EXERCISE MATERIALS →
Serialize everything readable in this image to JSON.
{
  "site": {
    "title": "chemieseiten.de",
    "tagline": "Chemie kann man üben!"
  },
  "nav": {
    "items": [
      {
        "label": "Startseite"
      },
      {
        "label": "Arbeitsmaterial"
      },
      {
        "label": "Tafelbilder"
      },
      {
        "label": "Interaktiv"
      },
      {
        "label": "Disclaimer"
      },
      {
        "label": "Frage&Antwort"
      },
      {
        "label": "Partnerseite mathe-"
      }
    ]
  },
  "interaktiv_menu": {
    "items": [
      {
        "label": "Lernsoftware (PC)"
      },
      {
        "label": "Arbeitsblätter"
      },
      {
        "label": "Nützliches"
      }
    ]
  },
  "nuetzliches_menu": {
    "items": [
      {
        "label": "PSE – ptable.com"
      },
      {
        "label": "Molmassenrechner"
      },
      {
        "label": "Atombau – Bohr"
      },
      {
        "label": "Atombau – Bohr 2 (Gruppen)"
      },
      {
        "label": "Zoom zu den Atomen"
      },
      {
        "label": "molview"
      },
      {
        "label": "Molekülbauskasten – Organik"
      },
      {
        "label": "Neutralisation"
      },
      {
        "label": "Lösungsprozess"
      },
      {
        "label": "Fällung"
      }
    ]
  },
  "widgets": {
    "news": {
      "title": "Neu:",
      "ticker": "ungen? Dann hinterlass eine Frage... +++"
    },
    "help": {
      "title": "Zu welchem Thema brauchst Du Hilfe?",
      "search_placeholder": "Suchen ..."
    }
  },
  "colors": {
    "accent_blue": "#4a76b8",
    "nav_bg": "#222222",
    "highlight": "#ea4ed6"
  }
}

SHORT EXERCISE → Quote the data in full, keeping each word unchanged.

SOLUTION TO THIS TASK →
Serialize everything readable in this image to JSON.
{
  "site": {
    "title": "chemieseiten.de",
    "tagline": "Chemie kann man üben!"
  },
  "nav": {
    "items": [
      {
        "label": "Startseite"
      },
      {
        "label": "Arbeitsmaterial"
      },
      {
        "label": "Tafelbilder"
      },
      {
        "label": "Interaktiv"
      },
      {
        "label": "Disclaimer"
      },
      {
        "label": "Frage&Antwort"
      },
      {
        "label": "Partnerseite mathe-"
      }
    ]
  },
  "interaktiv_menu": {
    "items": [
      {
        "label": "Lernsoftware (PC)"
      },
      {
        "label": "Arbeitsblätter"
      },
      {
        "label": "Nützliches"
      }
    ]
  },
  "nuetzliches_menu": {
    "items": [
      {
        "label": "PSE – ptable.com"
      },
      {
        "label": "Molmassenrechner"
      },
      {
        "label": "Atombau – Bohr"
      },
      {
        "label": "Atombau – Bohr 2 (Gruppen)"
      },
      {
        "label": "Zoom zu den Atomen"
      },
      {
        "label": "molview"
      },
      {
        "label": "Molekülbauskasten – Organik"
      },
      {
        "label": "Neutralisation"
      },
      {
        "label": "Lösungsprozess"
      },
      {
        "label": "Fällung"
      }
    ]
  },
  "widgets": {
    "news": {
      "title": "Neu:",
      "ticker": "ungen? Dann hinterlass eine Frage... +++"
    },
    "help": {
      "title": "Zu welchem Thema brauchst Du Hilfe?",
      "search_placeholder": "Suchen ..."
    }
  },
  "colors": {
    "accent_blue": "#4a76b8",
    "nav_bg": "#222222",
    "highlight": "#ea4ed6"
  }
}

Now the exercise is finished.